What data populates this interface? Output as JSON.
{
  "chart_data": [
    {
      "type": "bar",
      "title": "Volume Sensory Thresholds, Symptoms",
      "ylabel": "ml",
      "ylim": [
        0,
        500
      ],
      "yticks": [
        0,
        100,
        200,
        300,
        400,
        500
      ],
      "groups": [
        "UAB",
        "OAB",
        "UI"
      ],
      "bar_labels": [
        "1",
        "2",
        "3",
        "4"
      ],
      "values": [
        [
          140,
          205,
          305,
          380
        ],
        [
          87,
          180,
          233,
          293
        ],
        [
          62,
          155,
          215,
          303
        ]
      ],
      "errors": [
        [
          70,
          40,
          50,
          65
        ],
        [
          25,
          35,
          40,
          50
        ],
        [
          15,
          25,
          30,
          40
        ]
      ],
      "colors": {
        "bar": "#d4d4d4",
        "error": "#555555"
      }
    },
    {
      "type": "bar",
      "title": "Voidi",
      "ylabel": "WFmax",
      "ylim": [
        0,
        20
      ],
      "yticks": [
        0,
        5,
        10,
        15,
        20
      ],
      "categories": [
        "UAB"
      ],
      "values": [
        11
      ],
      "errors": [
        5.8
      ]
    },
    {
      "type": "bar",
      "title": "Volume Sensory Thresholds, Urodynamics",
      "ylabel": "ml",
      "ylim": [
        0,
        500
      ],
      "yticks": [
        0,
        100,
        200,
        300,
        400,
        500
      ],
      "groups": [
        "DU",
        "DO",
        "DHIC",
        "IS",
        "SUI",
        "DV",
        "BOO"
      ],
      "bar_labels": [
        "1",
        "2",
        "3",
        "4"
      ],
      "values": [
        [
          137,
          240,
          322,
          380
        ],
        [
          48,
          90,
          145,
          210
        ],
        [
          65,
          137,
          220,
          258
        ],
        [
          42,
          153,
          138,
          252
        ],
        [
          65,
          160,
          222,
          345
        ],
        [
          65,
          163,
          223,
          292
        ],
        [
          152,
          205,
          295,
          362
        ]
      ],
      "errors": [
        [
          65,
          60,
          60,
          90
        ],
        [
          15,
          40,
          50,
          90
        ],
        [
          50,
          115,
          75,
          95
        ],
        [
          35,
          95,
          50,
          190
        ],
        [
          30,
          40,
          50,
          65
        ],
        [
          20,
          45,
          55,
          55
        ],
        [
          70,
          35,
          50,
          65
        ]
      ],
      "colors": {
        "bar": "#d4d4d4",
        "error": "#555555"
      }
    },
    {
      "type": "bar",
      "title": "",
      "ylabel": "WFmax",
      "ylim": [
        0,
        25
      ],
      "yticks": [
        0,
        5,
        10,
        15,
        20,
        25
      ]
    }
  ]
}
-------------------------
Filter the records, keeping only lines that contain "Thresholds", and show those lines.

## EXERCISE OUTPUT
      "title": "Volume Sensory Thresholds, Symptoms",
      "title": "Volume Sensory Thresholds, Urodynamics",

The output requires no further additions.